§ PROBLEM DETAILS: Go through the listing beneath this task and return every line that carries the string "document".

Collected data entries:
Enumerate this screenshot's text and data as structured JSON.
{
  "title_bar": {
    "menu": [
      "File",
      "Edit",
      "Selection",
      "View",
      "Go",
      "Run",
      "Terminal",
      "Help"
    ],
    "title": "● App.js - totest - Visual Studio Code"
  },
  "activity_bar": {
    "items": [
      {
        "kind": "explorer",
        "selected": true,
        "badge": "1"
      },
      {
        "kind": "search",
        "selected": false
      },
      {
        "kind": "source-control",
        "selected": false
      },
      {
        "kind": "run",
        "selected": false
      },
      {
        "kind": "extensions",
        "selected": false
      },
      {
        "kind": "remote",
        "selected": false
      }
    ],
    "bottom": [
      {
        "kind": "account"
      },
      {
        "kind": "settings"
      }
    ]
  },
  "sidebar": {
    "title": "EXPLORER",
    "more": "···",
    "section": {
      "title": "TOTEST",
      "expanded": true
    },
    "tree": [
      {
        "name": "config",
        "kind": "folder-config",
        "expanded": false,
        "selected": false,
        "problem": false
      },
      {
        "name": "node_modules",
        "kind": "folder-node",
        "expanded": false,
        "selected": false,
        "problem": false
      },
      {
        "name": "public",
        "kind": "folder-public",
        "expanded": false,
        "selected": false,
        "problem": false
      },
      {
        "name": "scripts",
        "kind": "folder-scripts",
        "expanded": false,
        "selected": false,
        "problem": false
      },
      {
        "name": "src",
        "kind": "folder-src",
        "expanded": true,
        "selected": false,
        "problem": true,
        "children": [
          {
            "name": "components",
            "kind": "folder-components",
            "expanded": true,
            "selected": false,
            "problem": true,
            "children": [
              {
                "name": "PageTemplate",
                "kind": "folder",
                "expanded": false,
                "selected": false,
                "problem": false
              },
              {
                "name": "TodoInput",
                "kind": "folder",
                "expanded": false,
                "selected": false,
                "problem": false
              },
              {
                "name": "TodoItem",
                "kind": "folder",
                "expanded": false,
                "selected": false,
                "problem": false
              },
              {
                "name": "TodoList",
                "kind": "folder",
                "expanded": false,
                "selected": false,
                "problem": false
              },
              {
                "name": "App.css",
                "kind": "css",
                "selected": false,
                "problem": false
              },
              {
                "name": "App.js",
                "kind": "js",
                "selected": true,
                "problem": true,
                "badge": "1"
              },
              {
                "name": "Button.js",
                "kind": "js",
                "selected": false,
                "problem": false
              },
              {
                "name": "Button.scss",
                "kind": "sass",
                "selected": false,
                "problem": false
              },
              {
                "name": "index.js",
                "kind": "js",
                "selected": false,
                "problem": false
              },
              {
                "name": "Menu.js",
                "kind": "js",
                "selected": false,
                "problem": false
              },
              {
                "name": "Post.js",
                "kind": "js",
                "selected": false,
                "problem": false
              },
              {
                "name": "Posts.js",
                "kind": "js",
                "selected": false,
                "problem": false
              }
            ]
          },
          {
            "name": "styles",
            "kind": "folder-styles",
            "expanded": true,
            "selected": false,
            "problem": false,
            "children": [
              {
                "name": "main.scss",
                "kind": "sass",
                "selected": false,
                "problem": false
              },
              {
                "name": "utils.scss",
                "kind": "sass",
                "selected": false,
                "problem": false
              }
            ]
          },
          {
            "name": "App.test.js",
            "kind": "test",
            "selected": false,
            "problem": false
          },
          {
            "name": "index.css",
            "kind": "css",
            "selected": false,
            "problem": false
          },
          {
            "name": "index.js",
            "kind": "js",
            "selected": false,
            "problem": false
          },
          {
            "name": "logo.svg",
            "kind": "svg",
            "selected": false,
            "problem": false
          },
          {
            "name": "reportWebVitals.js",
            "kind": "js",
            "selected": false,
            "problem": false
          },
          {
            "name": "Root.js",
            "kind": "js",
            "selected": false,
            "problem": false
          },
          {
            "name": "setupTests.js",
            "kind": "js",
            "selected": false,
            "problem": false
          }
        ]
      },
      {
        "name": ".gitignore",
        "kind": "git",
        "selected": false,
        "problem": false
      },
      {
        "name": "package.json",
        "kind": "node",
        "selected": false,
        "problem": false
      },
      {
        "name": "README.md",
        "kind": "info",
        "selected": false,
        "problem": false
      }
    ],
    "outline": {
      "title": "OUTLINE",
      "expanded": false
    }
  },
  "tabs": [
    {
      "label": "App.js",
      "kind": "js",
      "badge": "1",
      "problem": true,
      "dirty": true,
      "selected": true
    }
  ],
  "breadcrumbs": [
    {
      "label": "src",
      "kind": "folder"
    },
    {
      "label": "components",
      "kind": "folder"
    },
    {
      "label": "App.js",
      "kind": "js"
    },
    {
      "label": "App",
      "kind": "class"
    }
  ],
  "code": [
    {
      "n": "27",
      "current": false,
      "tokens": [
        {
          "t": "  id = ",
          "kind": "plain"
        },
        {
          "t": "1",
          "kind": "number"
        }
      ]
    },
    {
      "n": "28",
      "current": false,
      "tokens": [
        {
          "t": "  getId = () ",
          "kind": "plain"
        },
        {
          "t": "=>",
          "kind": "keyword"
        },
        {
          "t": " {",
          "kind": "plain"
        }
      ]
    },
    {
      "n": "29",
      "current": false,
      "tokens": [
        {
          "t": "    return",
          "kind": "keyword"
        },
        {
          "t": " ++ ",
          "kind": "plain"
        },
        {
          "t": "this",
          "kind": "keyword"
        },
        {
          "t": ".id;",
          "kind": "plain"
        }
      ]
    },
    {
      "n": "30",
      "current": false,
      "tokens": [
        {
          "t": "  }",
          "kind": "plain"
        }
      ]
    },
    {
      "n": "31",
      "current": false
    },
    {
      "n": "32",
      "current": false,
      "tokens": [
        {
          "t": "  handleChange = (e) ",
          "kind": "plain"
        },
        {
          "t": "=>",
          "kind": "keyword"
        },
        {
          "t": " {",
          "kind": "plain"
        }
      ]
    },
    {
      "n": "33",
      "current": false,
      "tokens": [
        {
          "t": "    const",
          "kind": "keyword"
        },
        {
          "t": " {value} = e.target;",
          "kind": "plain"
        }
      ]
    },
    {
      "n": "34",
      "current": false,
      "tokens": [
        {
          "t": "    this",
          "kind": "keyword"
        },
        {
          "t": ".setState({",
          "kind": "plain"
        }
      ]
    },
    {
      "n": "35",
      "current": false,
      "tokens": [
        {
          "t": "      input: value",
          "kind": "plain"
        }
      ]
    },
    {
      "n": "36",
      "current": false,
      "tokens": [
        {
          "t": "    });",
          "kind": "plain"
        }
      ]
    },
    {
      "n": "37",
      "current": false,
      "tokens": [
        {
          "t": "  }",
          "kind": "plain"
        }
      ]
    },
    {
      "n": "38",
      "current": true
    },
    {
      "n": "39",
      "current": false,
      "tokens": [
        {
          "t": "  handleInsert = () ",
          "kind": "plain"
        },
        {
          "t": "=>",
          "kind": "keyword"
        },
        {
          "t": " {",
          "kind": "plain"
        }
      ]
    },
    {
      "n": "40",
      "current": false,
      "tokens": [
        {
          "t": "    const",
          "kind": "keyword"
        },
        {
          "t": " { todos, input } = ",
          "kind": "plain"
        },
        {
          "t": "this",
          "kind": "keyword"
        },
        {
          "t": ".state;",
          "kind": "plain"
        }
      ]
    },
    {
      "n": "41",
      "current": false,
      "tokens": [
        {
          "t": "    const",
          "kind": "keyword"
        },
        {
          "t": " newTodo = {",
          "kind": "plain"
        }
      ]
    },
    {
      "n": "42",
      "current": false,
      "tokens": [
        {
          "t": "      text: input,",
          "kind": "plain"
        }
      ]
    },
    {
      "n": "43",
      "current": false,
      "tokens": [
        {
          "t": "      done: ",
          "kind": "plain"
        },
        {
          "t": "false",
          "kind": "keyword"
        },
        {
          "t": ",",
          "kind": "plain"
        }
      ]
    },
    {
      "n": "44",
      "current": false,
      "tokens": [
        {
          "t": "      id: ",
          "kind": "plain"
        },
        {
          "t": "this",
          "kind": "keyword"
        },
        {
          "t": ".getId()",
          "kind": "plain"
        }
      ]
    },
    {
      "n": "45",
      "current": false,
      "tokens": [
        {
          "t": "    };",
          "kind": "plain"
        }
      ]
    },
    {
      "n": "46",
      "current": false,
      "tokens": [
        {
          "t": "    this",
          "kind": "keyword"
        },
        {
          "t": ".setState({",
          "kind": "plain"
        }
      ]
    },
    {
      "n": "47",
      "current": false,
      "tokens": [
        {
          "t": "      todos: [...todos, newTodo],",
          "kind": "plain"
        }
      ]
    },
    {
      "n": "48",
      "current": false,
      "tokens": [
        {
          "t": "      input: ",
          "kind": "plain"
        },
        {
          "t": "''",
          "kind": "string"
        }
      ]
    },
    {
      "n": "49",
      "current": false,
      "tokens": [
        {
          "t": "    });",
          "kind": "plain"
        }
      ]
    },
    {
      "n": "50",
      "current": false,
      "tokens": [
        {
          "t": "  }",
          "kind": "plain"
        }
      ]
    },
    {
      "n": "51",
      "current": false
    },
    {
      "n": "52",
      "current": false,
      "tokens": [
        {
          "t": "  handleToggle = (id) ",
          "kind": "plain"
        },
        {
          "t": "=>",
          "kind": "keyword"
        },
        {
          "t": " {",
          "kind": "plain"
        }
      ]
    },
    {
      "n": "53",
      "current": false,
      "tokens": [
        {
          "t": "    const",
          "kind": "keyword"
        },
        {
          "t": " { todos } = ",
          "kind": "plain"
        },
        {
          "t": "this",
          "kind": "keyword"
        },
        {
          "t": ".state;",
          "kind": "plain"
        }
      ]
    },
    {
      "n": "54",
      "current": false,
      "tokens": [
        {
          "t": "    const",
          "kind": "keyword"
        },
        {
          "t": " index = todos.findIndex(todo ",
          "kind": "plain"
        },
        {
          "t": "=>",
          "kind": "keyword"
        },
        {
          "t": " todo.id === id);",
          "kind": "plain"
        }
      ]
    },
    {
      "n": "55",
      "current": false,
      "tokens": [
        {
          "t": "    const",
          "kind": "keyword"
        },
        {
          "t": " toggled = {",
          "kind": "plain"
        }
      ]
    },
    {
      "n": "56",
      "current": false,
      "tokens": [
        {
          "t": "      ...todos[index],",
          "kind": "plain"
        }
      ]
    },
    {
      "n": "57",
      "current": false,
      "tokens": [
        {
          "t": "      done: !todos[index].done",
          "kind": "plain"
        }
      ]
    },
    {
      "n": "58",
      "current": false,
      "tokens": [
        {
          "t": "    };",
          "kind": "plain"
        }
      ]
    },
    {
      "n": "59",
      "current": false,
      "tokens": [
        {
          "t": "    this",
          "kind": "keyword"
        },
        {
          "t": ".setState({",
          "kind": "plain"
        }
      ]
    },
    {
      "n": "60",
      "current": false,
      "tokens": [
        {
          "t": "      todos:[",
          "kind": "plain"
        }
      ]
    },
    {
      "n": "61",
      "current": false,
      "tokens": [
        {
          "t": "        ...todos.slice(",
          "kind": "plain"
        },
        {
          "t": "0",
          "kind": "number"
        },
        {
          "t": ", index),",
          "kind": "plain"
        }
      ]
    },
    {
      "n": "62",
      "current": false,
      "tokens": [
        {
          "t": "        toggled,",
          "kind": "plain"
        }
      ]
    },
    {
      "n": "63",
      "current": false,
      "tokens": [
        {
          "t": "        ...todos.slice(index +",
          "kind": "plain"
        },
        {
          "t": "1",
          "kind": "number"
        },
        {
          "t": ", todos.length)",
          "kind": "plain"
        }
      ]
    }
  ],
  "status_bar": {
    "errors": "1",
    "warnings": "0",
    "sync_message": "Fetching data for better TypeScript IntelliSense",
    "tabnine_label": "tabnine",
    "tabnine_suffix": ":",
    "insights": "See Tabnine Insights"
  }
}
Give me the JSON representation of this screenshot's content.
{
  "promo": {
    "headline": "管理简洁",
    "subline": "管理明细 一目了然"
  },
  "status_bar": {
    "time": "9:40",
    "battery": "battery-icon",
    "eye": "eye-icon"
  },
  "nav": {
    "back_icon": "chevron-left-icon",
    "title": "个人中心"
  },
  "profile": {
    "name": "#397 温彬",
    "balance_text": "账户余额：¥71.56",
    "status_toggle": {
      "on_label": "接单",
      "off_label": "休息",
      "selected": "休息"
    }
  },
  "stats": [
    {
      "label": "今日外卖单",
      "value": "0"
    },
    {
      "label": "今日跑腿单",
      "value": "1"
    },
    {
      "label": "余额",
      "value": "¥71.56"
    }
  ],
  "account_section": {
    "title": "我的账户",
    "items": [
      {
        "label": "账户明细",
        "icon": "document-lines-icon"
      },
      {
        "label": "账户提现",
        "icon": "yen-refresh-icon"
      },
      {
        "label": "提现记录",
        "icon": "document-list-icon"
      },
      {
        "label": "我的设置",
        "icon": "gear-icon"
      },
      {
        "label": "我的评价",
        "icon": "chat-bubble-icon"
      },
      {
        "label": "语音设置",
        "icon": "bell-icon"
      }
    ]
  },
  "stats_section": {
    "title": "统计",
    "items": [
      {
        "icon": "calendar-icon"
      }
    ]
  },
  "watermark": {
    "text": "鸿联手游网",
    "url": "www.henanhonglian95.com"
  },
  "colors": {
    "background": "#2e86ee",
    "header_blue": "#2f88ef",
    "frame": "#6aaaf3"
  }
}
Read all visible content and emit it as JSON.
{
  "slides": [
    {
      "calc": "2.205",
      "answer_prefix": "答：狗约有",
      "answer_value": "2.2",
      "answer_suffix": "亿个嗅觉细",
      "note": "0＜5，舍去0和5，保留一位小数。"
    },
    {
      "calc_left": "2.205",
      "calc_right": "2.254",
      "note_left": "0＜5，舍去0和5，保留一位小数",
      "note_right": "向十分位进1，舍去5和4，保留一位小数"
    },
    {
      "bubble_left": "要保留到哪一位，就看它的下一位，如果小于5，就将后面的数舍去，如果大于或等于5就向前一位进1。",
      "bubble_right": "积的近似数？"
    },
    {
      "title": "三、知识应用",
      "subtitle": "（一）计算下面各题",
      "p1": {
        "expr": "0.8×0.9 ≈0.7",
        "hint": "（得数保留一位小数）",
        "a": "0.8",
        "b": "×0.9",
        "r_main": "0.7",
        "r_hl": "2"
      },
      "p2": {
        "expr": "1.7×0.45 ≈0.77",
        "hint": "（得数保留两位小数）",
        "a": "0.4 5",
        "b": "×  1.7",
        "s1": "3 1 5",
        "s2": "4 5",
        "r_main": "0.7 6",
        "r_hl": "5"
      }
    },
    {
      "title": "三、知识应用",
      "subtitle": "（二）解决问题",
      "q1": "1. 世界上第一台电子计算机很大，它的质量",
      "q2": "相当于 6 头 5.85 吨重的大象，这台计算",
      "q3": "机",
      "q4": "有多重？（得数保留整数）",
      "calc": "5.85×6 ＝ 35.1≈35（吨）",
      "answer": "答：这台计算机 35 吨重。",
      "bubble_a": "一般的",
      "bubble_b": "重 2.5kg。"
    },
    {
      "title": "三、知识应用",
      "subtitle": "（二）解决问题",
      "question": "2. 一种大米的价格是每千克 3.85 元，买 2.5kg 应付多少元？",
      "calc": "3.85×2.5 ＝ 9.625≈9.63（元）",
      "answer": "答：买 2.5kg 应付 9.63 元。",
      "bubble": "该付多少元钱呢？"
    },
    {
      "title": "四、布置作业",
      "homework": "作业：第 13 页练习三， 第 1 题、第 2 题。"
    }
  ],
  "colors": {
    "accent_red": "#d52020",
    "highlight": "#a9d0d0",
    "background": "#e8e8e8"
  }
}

§ ANSWER TO THE TASK:
        "icon": "document-lines-icon"
        "icon": "document-list-icon"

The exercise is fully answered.